• _What this task involves_
Whenever a line below holds the word "JSON", copy that line.

start Exercise inputs

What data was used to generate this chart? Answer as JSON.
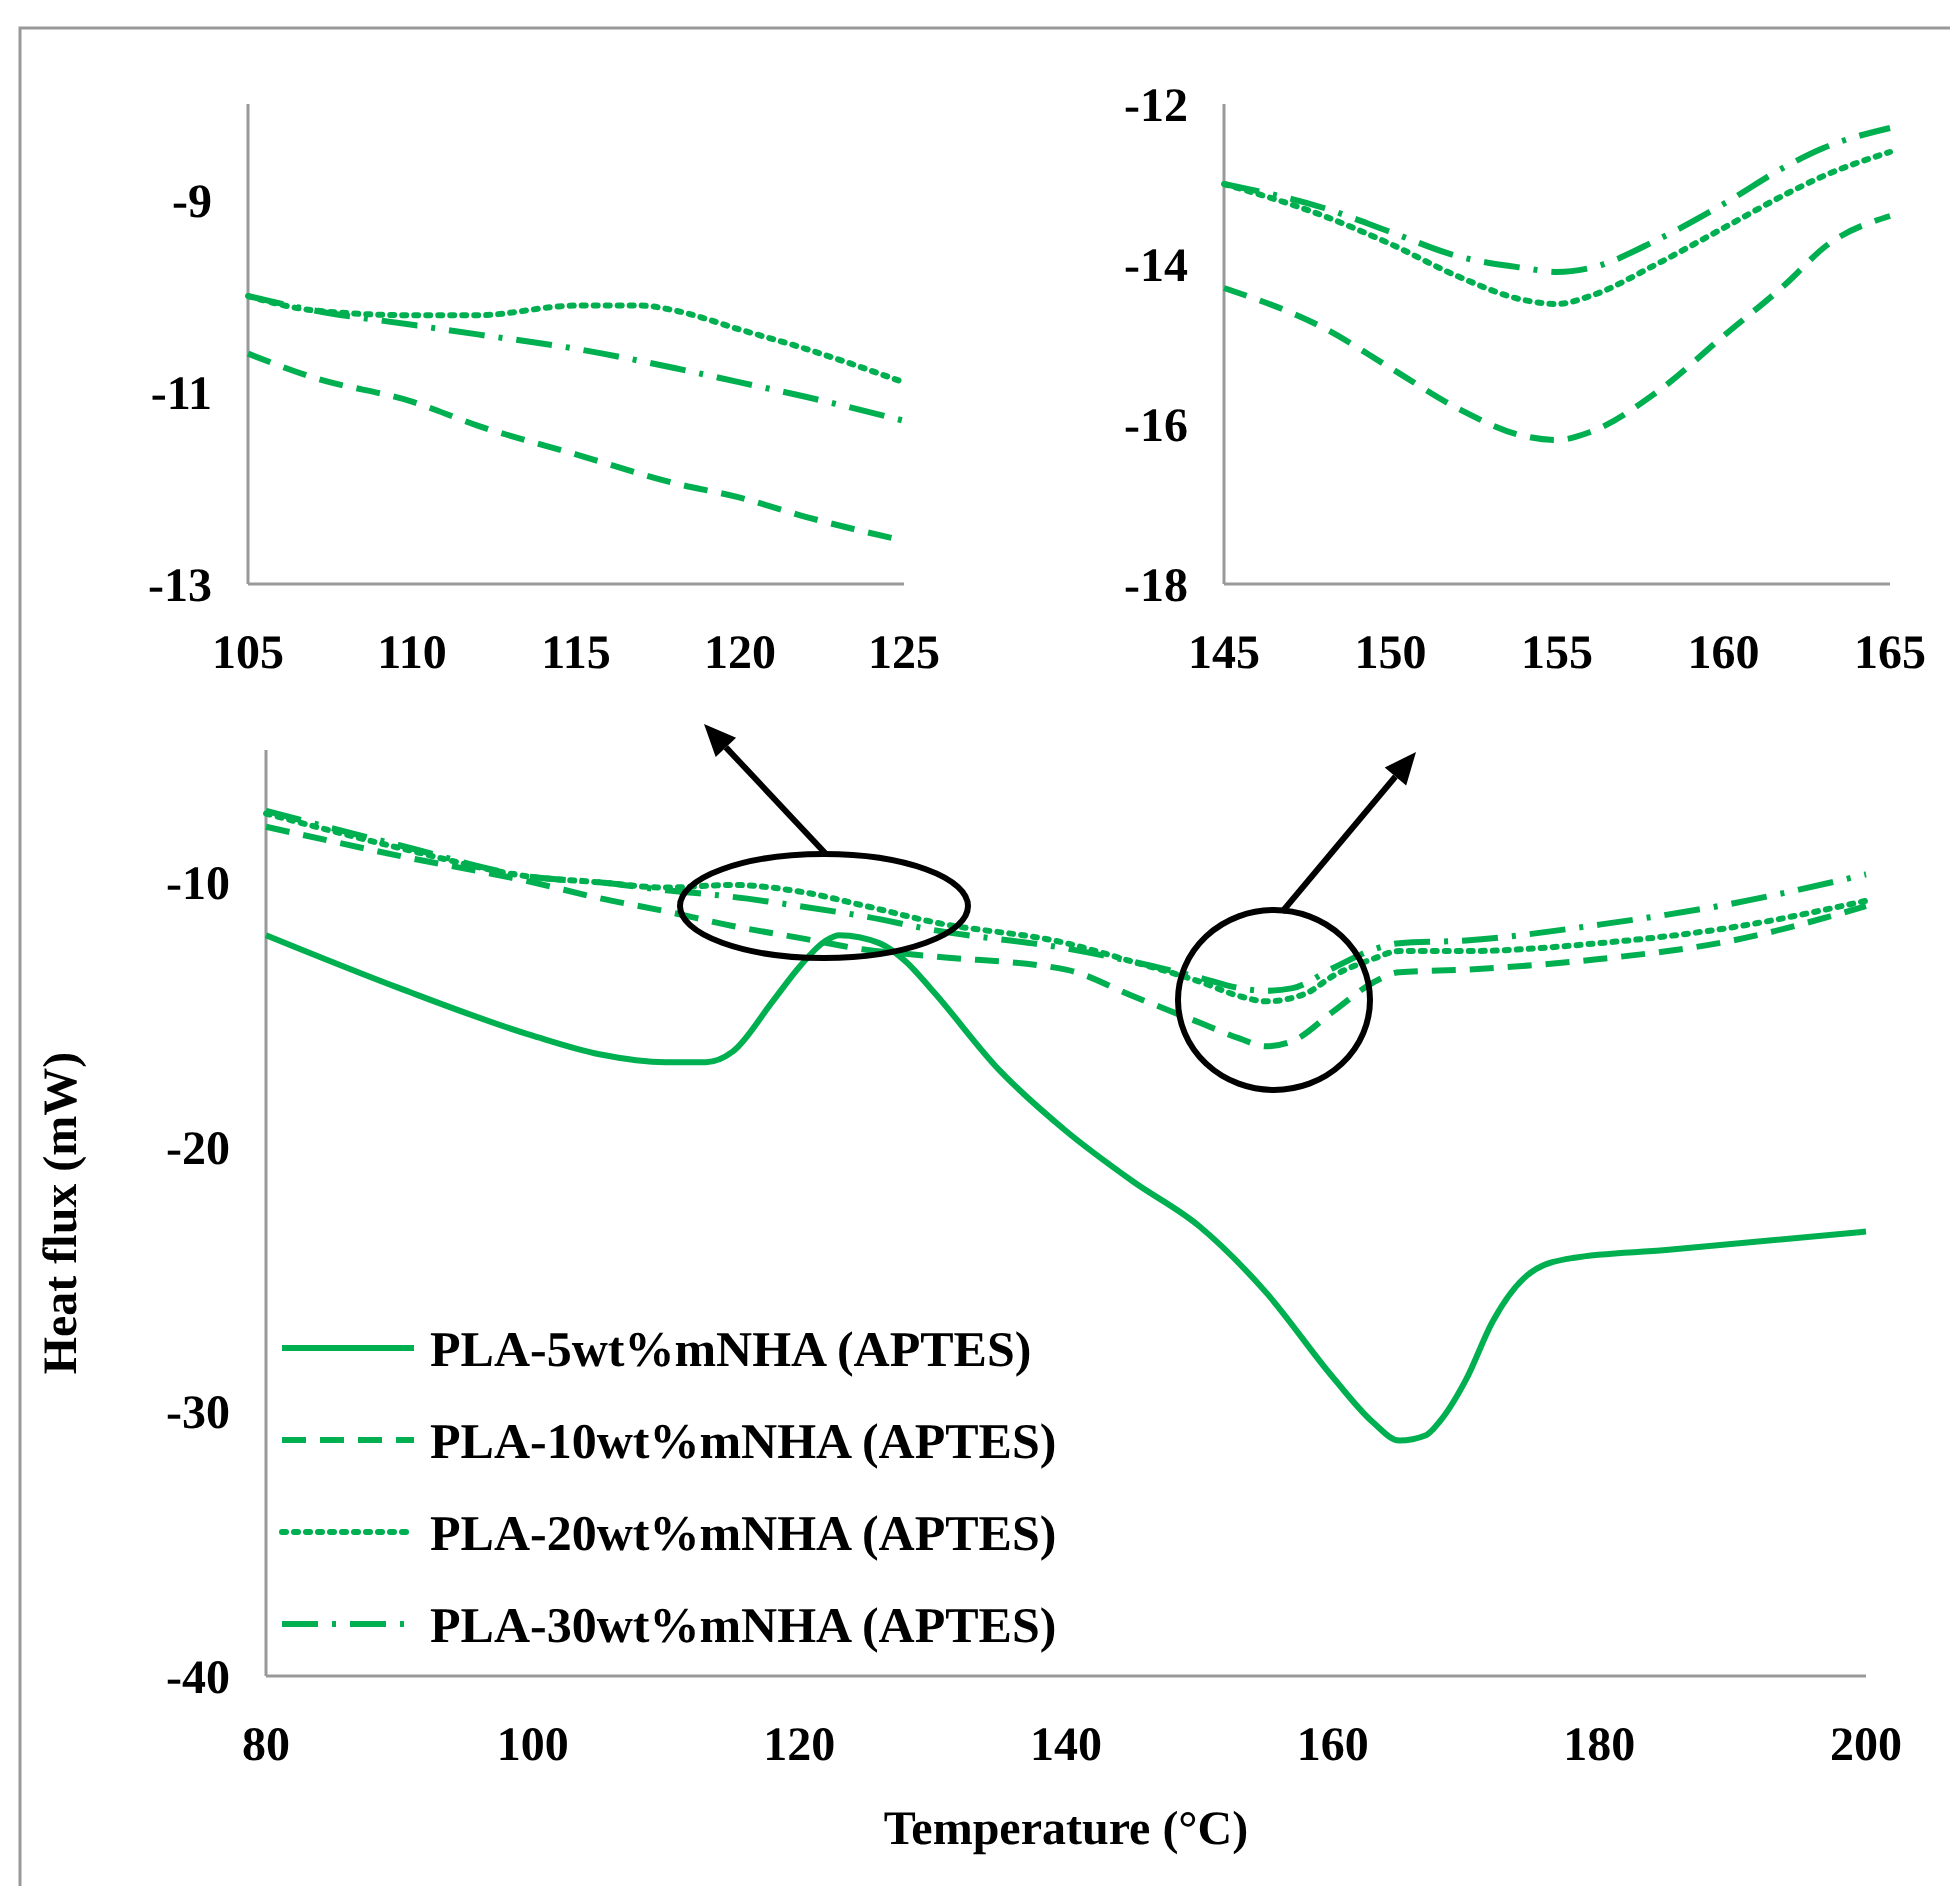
{
  "chart_data": [
    {
      "type": "line",
      "xlim": [
        105,
        125
      ],
      "ylim": [
        -13,
        -8
      ],
      "xticks": [
        105,
        110,
        115,
        120,
        125
      ],
      "yticks": [
        -9,
        -11,
        -13
      ],
      "series": [
        {
          "color": "#00b050",
          "line_style": "dashed",
          "x": [
            105,
            107,
            110,
            112,
            115,
            118,
            120,
            122,
            125
          ],
          "values": [
            -10.6,
            -10.85,
            -11.1,
            -11.35,
            -11.65,
            -11.95,
            -12.1,
            -12.3,
            -12.55
          ]
        },
        {
          "color": "#00b050",
          "line_style": "dotted",
          "x": [
            105,
            107,
            110,
            112,
            115,
            117,
            118,
            120,
            122,
            125
          ],
          "values": [
            -10.0,
            -10.15,
            -10.2,
            -10.2,
            -10.1,
            -10.1,
            -10.15,
            -10.35,
            -10.55,
            -10.9
          ]
        },
        {
          "color": "#00b050",
          "line_style": "dashdot",
          "x": [
            105,
            107,
            110,
            112,
            115,
            118,
            120,
            122,
            125
          ],
          "values": [
            -10.0,
            -10.15,
            -10.3,
            -10.4,
            -10.55,
            -10.75,
            -10.9,
            -11.05,
            -11.3
          ]
        }
      ]
    },
    {
      "type": "line",
      "xlim": [
        145,
        165
      ],
      "ylim": [
        -18,
        -12
      ],
      "xticks": [
        145,
        150,
        155,
        160,
        165
      ],
      "yticks": [
        -12,
        -14,
        -16,
        -18
      ],
      "series": [
        {
          "color": "#00b050",
          "line_style": "dashed",
          "x": [
            145,
            148,
            150,
            152,
            154,
            155,
            156,
            158,
            160,
            162,
            163,
            165
          ],
          "values": [
            -14.3,
            -14.8,
            -15.3,
            -15.8,
            -16.15,
            -16.2,
            -16.1,
            -15.6,
            -14.9,
            -14.2,
            -13.8,
            -13.4
          ]
        },
        {
          "color": "#00b050",
          "line_style": "dotted",
          "x": [
            145,
            148,
            150,
            152,
            154,
            155,
            156,
            158,
            160,
            162,
            163,
            165
          ],
          "values": [
            -13.0,
            -13.4,
            -13.75,
            -14.15,
            -14.45,
            -14.5,
            -14.4,
            -14.0,
            -13.55,
            -13.1,
            -12.9,
            -12.6
          ]
        },
        {
          "color": "#00b050",
          "line_style": "dashdot",
          "x": [
            145,
            148,
            150,
            152,
            154,
            155,
            156,
            158,
            160,
            162,
            163,
            165
          ],
          "values": [
            -13.0,
            -13.3,
            -13.6,
            -13.9,
            -14.05,
            -14.1,
            -14.05,
            -13.7,
            -13.25,
            -12.75,
            -12.55,
            -12.3
          ]
        }
      ]
    },
    {
      "type": "line",
      "xlabel": "Temperature (°C)",
      "ylabel": "Heat flux (mW)",
      "xlim": [
        80,
        200
      ],
      "ylim": [
        -40,
        -5
      ],
      "xticks": [
        80,
        100,
        120,
        140,
        160,
        180,
        200
      ],
      "yticks": [
        -10,
        -20,
        -30,
        -40
      ],
      "legend": "bottom left",
      "series": [
        {
          "name": "PLA-5wt%mNHA (APTES)",
          "color": "#00b050",
          "line_style": "solid",
          "x": [
            80,
            90,
            100,
            105,
            110,
            113,
            115,
            118,
            120,
            122,
            123,
            126,
            128,
            130,
            135,
            140,
            145,
            150,
            155,
            160,
            163,
            165,
            167,
            168,
            170,
            172,
            175,
            178,
            185,
            200
          ],
          "values": [
            -12.0,
            -14.0,
            -15.8,
            -16.5,
            -16.8,
            -16.8,
            -16.4,
            -14.5,
            -13.2,
            -12.2,
            -12.0,
            -12.3,
            -13.0,
            -14.1,
            -17.1,
            -19.4,
            -21.3,
            -23.0,
            -25.5,
            -28.7,
            -30.4,
            -31.1,
            -30.9,
            -30.4,
            -28.8,
            -26.6,
            -24.7,
            -24.2,
            -23.9,
            -23.2
          ]
        },
        {
          "name": "PLA-10wt%mNHA (APTES)",
          "color": "#00b050",
          "line_style": "dashed",
          "x": [
            80,
            90,
            100,
            105,
            110,
            115,
            120,
            125,
            130,
            140,
            145,
            150,
            153,
            155,
            157,
            160,
            163,
            165,
            170,
            180,
            190,
            200
          ],
          "values": [
            -7.9,
            -9.0,
            -10.0,
            -10.6,
            -11.1,
            -11.65,
            -12.1,
            -12.55,
            -12.8,
            -13.3,
            -14.3,
            -15.3,
            -15.9,
            -16.2,
            -16.0,
            -14.9,
            -13.8,
            -13.4,
            -13.3,
            -12.9,
            -12.2,
            -10.9
          ]
        },
        {
          "name": "PLA-20wt%mNHA (APTES)",
          "color": "#00b050",
          "line_style": "dotted",
          "x": [
            80,
            90,
            100,
            105,
            110,
            115,
            120,
            125,
            130,
            140,
            145,
            150,
            153,
            155,
            158,
            160,
            163,
            165,
            170,
            180,
            190,
            200
          ],
          "values": [
            -7.4,
            -8.7,
            -9.8,
            -10.0,
            -10.2,
            -10.1,
            -10.35,
            -10.9,
            -11.5,
            -12.3,
            -13.0,
            -13.75,
            -14.3,
            -14.5,
            -14.2,
            -13.55,
            -12.9,
            -12.6,
            -12.6,
            -12.3,
            -11.7,
            -10.7
          ]
        },
        {
          "name": "PLA-30wt%mNHA (APTES)",
          "color": "#00b050",
          "line_style": "dashdot",
          "x": [
            80,
            90,
            100,
            105,
            110,
            115,
            120,
            125,
            130,
            140,
            145,
            150,
            153,
            155,
            157,
            160,
            163,
            165,
            170,
            180,
            190,
            200
          ],
          "values": [
            -7.3,
            -8.6,
            -9.8,
            -10.0,
            -10.3,
            -10.55,
            -10.9,
            -11.3,
            -11.8,
            -12.5,
            -13.0,
            -13.6,
            -14.0,
            -14.1,
            -14.0,
            -13.25,
            -12.55,
            -12.3,
            -12.2,
            -11.6,
            -10.8,
            -9.7
          ]
        }
      ]
    }
  ]
}
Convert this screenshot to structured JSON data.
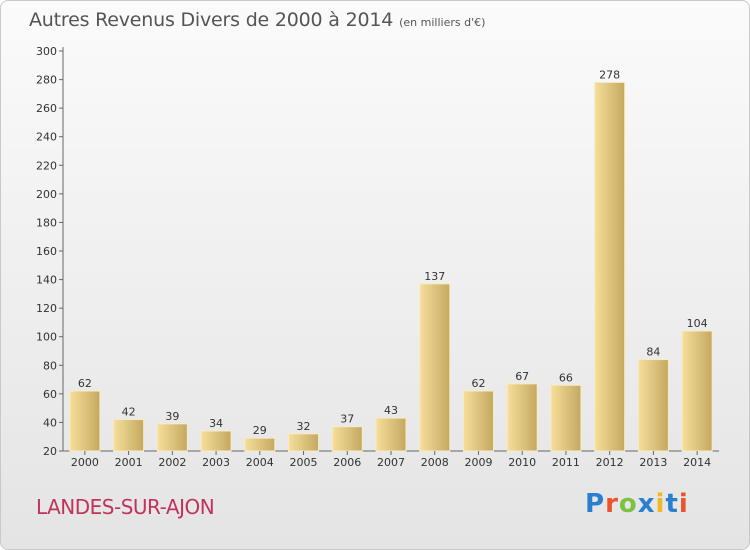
{
  "chart_data": {
    "type": "bar",
    "title": "Autres Revenus Divers de 2000 à 2014",
    "subtitle": "(en milliers d'€)",
    "categories": [
      "2000",
      "2001",
      "2002",
      "2003",
      "2004",
      "2005",
      "2006",
      "2007",
      "2008",
      "2009",
      "2010",
      "2011",
      "2012",
      "2013",
      "2014"
    ],
    "values": [
      62,
      42,
      39,
      34,
      29,
      32,
      37,
      43,
      137,
      62,
      67,
      66,
      278,
      84,
      104
    ],
    "ylim": [
      20,
      300
    ],
    "yticks": [
      20,
      40,
      60,
      80,
      100,
      120,
      140,
      160,
      180,
      200,
      220,
      240,
      260,
      280,
      300
    ],
    "grid": false,
    "bar_color_light": "#f6df9b",
    "bar_color_dark": "#c4a860"
  },
  "commune": "LANDES-SUR-AJON",
  "logo": {
    "letters": [
      "P",
      "r",
      "o",
      "x",
      "i",
      "t",
      "i"
    ],
    "colors": [
      "#2a7fd0",
      "#e9542b",
      "#7cc242",
      "#2a7fd0",
      "#f1b81f",
      "#2a7fd0",
      "#e9542b"
    ]
  }
}
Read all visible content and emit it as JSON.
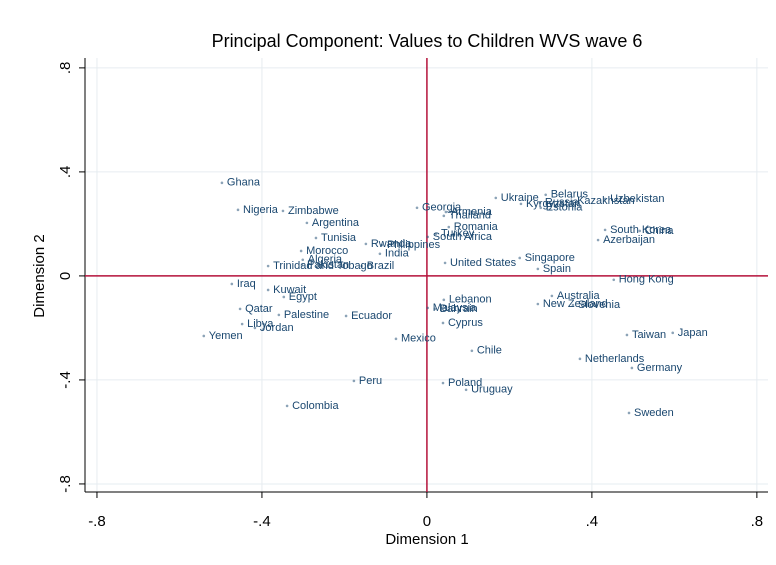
{
  "chart_data": {
    "type": "scatter",
    "title": "Principal Component: Values to Children WVS wave 6",
    "x_label": "Dimension 1",
    "y_label": "Dimension 2",
    "labels": [
      "Ghana",
      "Nigeria",
      "Zimbabwe",
      "Argentina",
      "Tunisia",
      "Rwanda",
      "Philippines",
      "India",
      "Morocco",
      "Algeria",
      "Pakistan",
      "Trinidad and Tobago",
      "Brazil",
      "Georgia",
      "Armenia",
      "Thailand",
      "Romania",
      "Turkey",
      "South Africa",
      "Ukraine",
      "Kyrgyzstan",
      "Belarus",
      "Russia",
      "Estonia",
      "Kazakhstan",
      "Uzbekistan",
      "South Korea",
      "China",
      "Azerbaijan",
      "United States",
      "Singapore",
      "Spain",
      "Hong Kong",
      "Australia",
      "New Zealand",
      "Slovenia",
      "Iraq",
      "Kuwait",
      "Egypt",
      "Qatar",
      "Palestine",
      "Ecuador",
      "Libya",
      "Jordan",
      "Yemen",
      "Mexico",
      "Lebanon",
      "Malaysia",
      "Bahrain",
      "Cyprus",
      "Chile",
      "Peru",
      "Poland",
      "Uruguay",
      "Colombia",
      "Netherlands",
      "Germany",
      "Taiwan",
      "Japan",
      "Sweden"
    ],
    "x": [
      -0.497,
      -0.458,
      -0.349,
      -0.291,
      -0.269,
      -0.148,
      -0.109,
      -0.114,
      -0.305,
      -0.301,
      -0.303,
      -0.385,
      -0.158,
      -0.024,
      0.046,
      0.041,
      0.053,
      0.022,
      0.002,
      0.167,
      0.228,
      0.288,
      0.274,
      0.276,
      0.352,
      0.432,
      0.432,
      0.516,
      0.415,
      0.044,
      0.225,
      0.269,
      0.453,
      0.303,
      0.269,
      0.354,
      -0.473,
      -0.385,
      -0.347,
      -0.453,
      -0.359,
      -0.196,
      -0.448,
      -0.417,
      -0.541,
      -0.075,
      0.041,
      0.002,
      0.019,
      0.039,
      0.109,
      -0.177,
      0.039,
      0.095,
      -0.339,
      0.371,
      0.497,
      0.485,
      0.596,
      0.49
    ],
    "values": [
      0.358,
      0.254,
      0.25,
      0.204,
      0.146,
      0.123,
      0.119,
      0.085,
      0.096,
      0.062,
      0.042,
      0.038,
      0.038,
      0.262,
      0.246,
      0.231,
      0.188,
      0.162,
      0.15,
      0.3,
      0.277,
      0.312,
      0.281,
      0.262,
      0.288,
      0.296,
      0.177,
      0.173,
      0.138,
      0.05,
      0.069,
      0.027,
      -0.015,
      -0.077,
      -0.108,
      -0.112,
      -0.031,
      -0.054,
      -0.081,
      -0.127,
      -0.15,
      -0.154,
      -0.185,
      -0.2,
      -0.231,
      -0.242,
      -0.092,
      -0.123,
      -0.127,
      -0.181,
      -0.288,
      -0.404,
      -0.412,
      -0.438,
      -0.5,
      -0.319,
      -0.354,
      -0.227,
      -0.219,
      -0.527
    ],
    "color": "#1a476f",
    "xlim": [
      -0.829,
      0.827
    ],
    "ylim": [
      -0.831,
      0.838
    ],
    "xticks": [
      {
        "value": -0.8,
        "label": "-.8"
      },
      {
        "value": -0.4,
        "label": "-.4"
      },
      0,
      {
        "value": 0.4,
        "label": ".4"
      },
      {
        "value": 0.8,
        "label": ".8"
      }
    ],
    "yticks": [
      {
        "value": -0.8,
        "label": "-.8"
      },
      {
        "value": -0.4,
        "label": "-.4"
      },
      0,
      {
        "value": 0.4,
        "label": ".4"
      },
      {
        "value": 0.8,
        "label": ".8"
      }
    ],
    "grid": true,
    "reference_lines": {
      "x": 0,
      "y": 0,
      "color": "#b5123b"
    }
  }
}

end Exercise inputs

• _Correct response_
What data was used to generate this chart? Answer as JSON.
Convert this screenshot to structured JSON data.
Read all visible content and emit it as JSON.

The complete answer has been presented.